Exercise aim
Lines containing the word "MEDIO" should be extracted in full.

Source data

>> begin

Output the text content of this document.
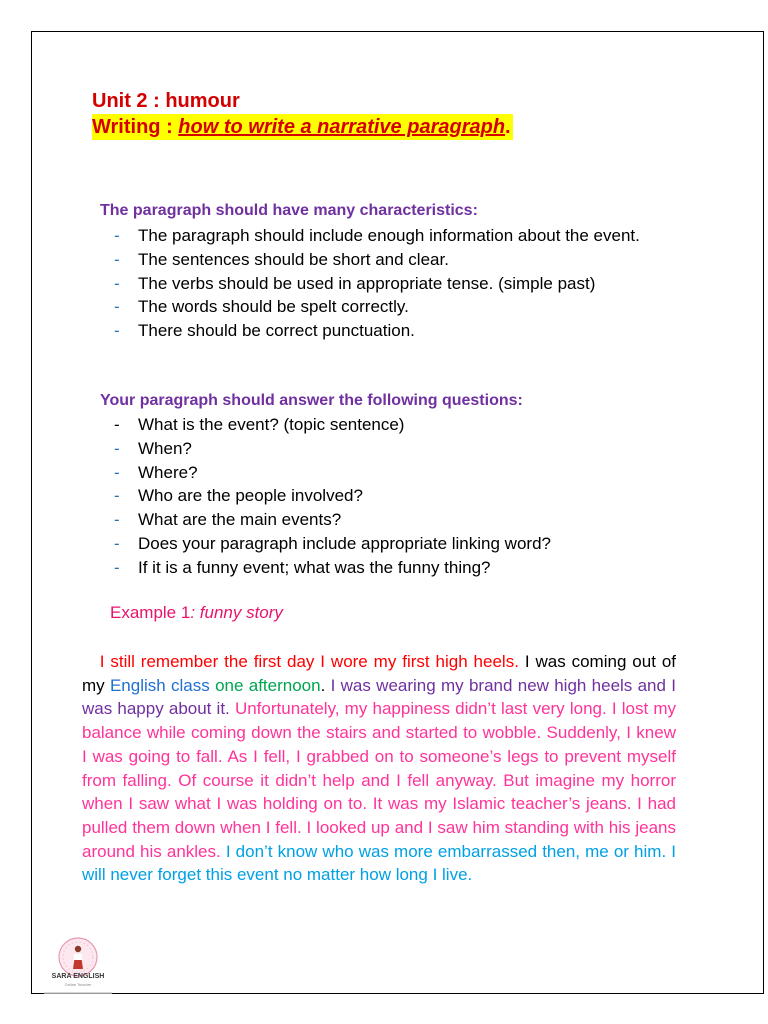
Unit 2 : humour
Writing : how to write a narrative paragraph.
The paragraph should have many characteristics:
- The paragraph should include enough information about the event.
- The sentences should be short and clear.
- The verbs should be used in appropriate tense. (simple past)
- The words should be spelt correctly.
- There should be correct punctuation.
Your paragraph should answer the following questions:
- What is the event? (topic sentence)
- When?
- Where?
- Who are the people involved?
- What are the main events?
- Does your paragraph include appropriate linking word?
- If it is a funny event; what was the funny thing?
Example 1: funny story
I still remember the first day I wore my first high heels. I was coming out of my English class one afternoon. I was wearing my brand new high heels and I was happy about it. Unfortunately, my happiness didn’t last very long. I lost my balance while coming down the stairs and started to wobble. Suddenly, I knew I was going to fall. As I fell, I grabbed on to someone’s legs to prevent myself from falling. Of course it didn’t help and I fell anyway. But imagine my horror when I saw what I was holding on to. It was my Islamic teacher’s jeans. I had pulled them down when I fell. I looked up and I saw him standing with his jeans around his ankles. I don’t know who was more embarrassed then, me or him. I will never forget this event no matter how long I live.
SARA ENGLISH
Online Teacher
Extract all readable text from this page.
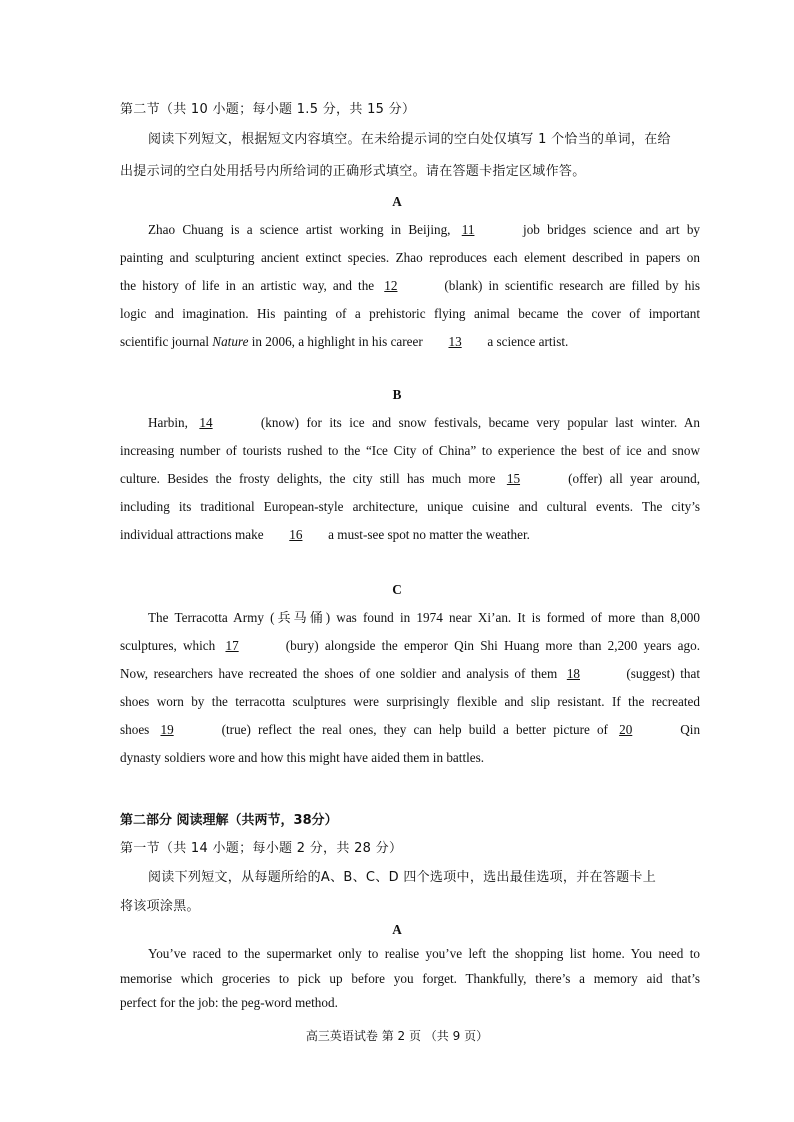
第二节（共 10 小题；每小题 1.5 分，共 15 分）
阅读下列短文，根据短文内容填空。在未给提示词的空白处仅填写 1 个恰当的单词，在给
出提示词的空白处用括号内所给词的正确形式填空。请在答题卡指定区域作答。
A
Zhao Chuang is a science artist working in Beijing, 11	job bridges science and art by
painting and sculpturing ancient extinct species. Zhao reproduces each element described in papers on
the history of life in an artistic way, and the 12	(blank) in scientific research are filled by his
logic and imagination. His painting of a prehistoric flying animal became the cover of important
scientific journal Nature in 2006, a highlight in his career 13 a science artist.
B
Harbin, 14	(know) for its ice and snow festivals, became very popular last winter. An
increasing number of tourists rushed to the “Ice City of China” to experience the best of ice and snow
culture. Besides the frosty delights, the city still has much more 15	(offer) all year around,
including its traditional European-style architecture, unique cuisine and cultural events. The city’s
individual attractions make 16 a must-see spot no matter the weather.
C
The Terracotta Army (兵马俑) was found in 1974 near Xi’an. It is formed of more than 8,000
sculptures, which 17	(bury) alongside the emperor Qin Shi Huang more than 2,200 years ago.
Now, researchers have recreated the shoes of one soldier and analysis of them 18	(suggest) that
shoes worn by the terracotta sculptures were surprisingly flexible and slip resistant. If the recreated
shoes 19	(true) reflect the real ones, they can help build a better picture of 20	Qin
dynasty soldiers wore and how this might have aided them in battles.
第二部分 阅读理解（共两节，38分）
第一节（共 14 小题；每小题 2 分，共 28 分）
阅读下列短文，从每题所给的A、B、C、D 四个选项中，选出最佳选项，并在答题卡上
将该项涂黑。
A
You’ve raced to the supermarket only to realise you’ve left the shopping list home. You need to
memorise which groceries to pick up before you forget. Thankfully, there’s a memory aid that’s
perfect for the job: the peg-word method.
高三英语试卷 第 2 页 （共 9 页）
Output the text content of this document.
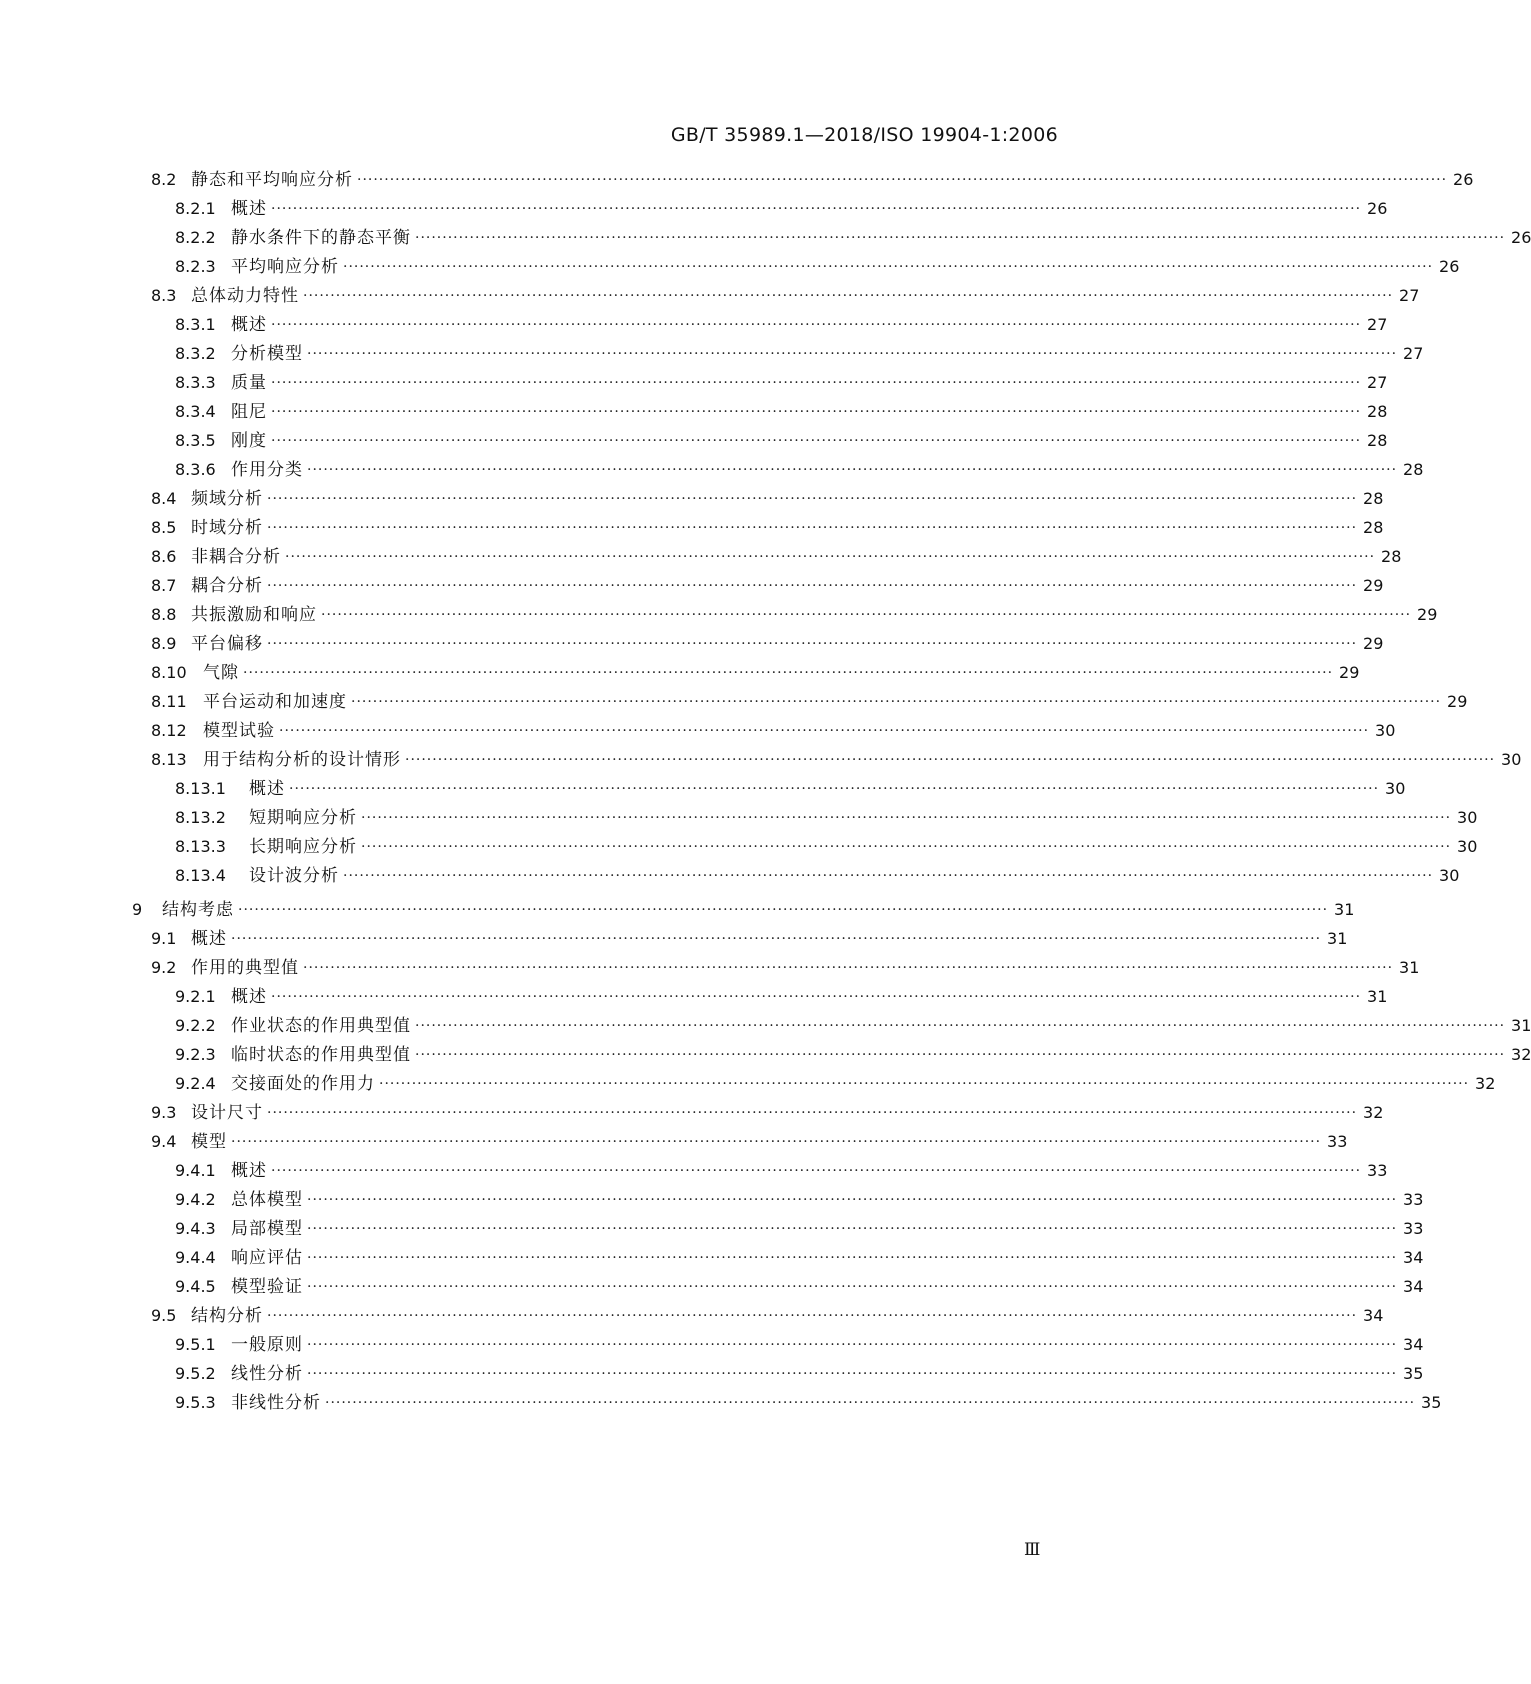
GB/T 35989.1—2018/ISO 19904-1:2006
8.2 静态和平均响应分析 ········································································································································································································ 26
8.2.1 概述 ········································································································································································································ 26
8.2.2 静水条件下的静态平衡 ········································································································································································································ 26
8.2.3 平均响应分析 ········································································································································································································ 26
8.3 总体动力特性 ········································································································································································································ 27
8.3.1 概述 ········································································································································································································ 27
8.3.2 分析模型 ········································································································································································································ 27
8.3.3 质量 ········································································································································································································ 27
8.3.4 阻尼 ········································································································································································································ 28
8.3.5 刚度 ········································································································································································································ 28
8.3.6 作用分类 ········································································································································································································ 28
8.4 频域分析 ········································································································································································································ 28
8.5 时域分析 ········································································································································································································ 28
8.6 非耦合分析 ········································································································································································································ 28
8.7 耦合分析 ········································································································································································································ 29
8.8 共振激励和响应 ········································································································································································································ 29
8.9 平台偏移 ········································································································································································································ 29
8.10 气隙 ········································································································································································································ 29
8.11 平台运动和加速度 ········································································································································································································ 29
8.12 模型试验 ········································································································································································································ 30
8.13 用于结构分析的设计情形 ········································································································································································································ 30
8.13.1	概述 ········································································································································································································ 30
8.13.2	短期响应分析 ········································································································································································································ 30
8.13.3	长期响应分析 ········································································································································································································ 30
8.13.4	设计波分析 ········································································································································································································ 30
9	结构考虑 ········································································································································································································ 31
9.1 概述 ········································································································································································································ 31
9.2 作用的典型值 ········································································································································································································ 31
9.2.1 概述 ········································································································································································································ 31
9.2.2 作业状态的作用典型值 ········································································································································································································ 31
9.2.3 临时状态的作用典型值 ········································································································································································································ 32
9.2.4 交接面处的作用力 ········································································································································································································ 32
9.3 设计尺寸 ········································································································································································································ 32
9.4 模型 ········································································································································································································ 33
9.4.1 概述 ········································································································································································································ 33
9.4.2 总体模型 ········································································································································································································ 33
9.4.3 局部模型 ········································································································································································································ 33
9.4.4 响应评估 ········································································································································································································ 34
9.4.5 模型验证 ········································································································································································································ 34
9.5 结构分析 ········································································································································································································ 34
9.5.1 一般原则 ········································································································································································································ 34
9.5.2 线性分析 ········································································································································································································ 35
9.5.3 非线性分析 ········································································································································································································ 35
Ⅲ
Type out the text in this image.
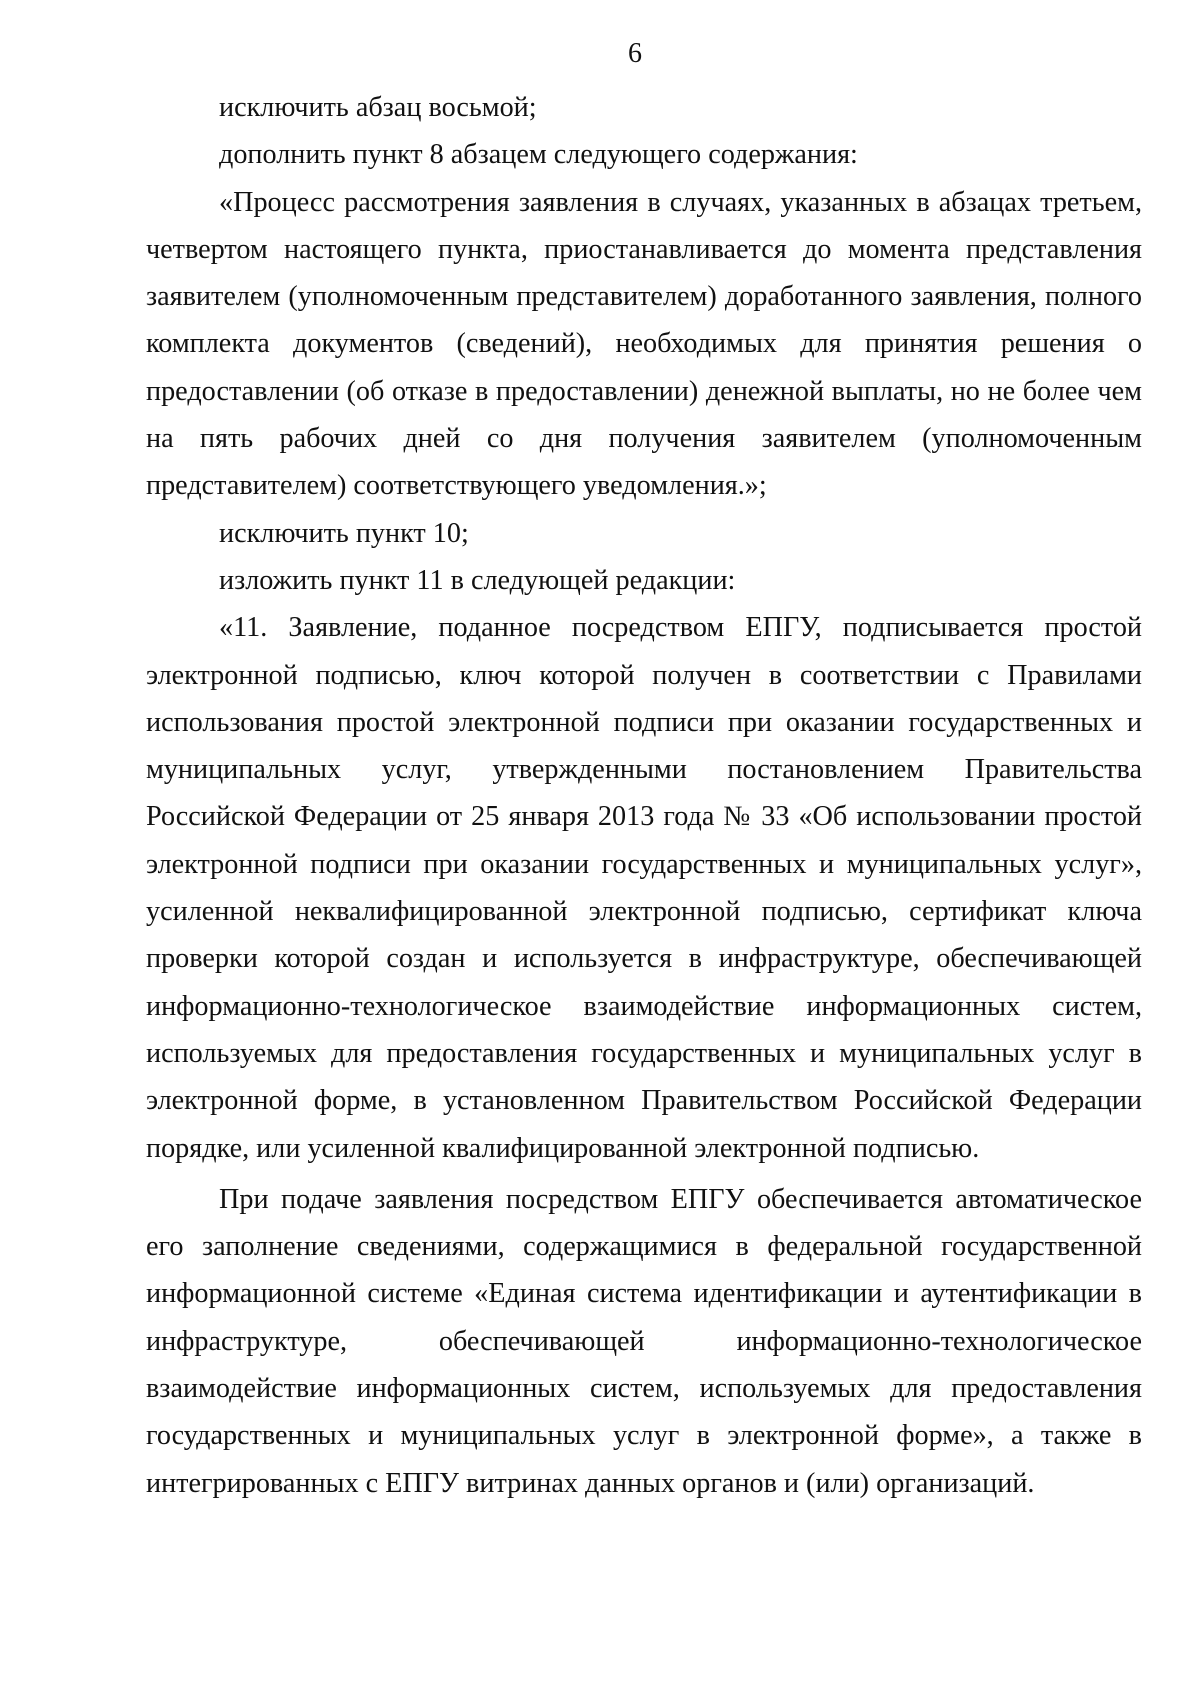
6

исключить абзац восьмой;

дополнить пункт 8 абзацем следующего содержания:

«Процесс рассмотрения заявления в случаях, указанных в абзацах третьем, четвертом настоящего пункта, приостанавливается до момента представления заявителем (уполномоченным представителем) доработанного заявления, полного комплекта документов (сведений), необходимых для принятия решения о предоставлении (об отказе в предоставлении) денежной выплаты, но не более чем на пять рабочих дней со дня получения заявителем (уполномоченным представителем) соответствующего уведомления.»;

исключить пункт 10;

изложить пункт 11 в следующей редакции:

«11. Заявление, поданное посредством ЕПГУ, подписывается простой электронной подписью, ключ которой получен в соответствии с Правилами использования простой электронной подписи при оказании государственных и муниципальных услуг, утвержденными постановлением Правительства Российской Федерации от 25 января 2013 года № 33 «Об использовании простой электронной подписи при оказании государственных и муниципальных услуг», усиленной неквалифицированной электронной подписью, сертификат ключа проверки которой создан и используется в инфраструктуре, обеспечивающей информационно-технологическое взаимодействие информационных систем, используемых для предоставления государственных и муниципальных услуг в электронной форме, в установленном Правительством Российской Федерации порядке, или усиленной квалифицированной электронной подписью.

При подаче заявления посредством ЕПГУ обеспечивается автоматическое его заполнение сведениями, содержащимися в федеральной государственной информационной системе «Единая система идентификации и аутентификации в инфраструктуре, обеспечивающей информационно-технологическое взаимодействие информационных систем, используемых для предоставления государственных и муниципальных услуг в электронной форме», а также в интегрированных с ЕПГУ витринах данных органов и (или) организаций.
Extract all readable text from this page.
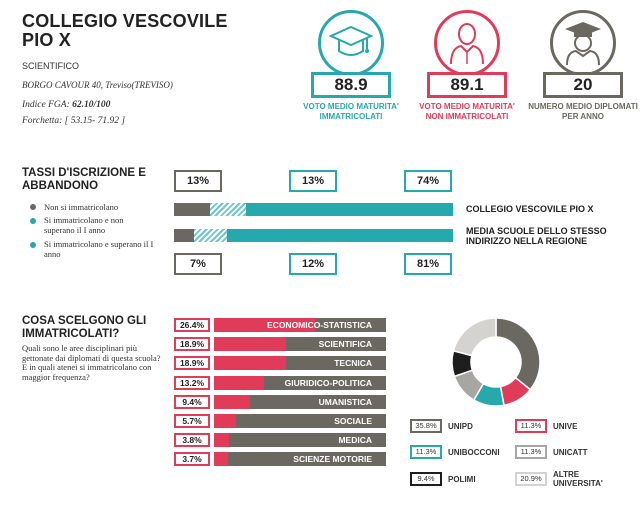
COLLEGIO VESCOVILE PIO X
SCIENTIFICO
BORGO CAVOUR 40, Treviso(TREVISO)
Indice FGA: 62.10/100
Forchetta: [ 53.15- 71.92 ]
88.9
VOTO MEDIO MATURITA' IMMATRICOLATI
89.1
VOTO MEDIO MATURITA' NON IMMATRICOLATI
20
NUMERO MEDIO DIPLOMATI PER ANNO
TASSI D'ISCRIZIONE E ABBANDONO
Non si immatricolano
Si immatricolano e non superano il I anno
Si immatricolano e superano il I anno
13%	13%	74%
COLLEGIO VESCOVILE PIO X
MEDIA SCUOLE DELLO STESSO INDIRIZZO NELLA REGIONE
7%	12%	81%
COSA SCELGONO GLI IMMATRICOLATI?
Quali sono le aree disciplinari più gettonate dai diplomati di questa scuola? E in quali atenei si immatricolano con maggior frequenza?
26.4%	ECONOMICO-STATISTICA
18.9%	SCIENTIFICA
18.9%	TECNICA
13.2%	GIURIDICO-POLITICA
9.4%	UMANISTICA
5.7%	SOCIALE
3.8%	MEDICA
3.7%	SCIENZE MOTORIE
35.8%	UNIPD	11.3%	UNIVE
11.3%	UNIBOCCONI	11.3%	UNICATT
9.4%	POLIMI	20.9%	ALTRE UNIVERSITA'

>> end

The answer
VOTO MEDIO MATURITA' IMMATRICOLATI
VOTO MEDIO MATURITA' NON IMMATRICOLATI
NUMERO MEDIO DIPLOMATI PER ANNO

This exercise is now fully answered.